● Instructions for the task:
Among these lines, how many include "tkanki"? Answer only with the number.

Stored records:

Start

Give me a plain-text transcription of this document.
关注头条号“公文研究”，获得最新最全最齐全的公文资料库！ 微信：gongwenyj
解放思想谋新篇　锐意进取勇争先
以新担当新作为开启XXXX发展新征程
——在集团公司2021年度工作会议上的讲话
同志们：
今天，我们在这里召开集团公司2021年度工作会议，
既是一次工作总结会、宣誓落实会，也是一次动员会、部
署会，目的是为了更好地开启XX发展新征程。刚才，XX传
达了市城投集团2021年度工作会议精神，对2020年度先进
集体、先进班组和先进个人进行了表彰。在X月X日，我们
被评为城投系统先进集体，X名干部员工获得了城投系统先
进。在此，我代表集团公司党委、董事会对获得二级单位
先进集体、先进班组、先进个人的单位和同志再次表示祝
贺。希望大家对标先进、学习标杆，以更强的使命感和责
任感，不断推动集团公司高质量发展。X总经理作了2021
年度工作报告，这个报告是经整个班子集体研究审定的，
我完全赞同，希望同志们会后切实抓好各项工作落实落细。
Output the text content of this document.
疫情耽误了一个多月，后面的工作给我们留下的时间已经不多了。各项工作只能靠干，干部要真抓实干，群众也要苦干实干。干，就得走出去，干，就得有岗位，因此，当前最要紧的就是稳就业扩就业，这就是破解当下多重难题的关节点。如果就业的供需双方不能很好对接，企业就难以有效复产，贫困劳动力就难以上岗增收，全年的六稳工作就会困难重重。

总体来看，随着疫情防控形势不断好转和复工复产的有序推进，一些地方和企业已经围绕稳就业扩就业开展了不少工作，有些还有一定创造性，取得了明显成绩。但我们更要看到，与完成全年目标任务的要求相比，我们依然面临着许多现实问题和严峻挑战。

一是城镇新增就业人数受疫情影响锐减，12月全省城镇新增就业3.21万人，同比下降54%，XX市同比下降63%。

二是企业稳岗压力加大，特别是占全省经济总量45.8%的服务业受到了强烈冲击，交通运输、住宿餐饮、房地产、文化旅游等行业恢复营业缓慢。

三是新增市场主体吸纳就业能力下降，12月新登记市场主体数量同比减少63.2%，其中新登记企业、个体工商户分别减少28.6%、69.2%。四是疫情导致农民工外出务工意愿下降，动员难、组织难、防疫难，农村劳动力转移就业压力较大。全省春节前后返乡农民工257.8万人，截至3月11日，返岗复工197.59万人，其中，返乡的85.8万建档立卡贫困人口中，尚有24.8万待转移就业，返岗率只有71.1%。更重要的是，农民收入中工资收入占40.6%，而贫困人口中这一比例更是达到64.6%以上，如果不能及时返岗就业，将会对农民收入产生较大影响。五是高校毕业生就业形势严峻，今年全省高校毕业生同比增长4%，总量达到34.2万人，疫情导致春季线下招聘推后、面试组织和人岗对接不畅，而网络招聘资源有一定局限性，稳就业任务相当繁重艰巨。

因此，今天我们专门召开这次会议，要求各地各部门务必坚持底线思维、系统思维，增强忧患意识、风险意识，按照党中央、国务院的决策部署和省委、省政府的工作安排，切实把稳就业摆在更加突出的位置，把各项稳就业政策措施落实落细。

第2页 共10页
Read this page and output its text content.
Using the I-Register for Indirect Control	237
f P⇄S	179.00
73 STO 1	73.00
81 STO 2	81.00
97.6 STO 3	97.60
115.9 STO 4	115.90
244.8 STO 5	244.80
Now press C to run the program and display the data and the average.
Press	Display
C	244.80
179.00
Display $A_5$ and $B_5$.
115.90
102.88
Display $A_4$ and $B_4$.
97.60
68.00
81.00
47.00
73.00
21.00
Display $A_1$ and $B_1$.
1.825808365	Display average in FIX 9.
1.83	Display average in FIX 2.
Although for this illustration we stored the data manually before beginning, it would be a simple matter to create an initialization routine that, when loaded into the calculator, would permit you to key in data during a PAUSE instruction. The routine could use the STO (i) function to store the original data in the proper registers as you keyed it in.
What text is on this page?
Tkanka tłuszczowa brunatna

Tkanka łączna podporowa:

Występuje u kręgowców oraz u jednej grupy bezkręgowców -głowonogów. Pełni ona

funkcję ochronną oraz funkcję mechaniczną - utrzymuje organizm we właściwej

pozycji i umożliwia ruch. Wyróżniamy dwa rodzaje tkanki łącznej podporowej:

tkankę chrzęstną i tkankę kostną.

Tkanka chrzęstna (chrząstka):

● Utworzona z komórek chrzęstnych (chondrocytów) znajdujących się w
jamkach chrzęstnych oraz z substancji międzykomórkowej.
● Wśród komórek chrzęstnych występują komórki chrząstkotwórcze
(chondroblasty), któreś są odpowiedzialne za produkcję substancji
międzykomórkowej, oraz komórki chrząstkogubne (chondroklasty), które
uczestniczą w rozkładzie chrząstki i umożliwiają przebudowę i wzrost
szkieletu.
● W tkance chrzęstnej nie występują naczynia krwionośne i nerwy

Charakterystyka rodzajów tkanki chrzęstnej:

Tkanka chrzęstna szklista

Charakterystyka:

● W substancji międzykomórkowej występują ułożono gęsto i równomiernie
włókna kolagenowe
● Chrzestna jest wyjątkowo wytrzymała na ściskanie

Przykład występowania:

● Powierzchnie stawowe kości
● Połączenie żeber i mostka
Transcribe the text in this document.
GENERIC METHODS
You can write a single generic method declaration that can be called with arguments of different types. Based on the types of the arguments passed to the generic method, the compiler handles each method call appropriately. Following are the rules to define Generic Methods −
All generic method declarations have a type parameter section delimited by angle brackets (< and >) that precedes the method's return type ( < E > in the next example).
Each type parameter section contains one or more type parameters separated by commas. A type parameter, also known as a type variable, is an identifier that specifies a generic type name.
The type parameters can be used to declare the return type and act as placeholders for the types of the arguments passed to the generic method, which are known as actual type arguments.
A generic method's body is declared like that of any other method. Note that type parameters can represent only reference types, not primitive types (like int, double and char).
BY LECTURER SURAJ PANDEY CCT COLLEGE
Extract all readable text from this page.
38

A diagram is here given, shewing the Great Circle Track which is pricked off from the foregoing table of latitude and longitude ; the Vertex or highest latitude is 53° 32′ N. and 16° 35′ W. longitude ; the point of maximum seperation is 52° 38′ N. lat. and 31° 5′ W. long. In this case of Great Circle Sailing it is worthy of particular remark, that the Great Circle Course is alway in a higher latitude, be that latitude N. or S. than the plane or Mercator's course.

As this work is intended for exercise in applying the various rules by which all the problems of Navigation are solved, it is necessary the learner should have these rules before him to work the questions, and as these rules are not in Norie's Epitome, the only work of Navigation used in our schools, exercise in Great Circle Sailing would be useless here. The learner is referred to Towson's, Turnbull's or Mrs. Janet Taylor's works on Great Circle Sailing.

End

● The response:
2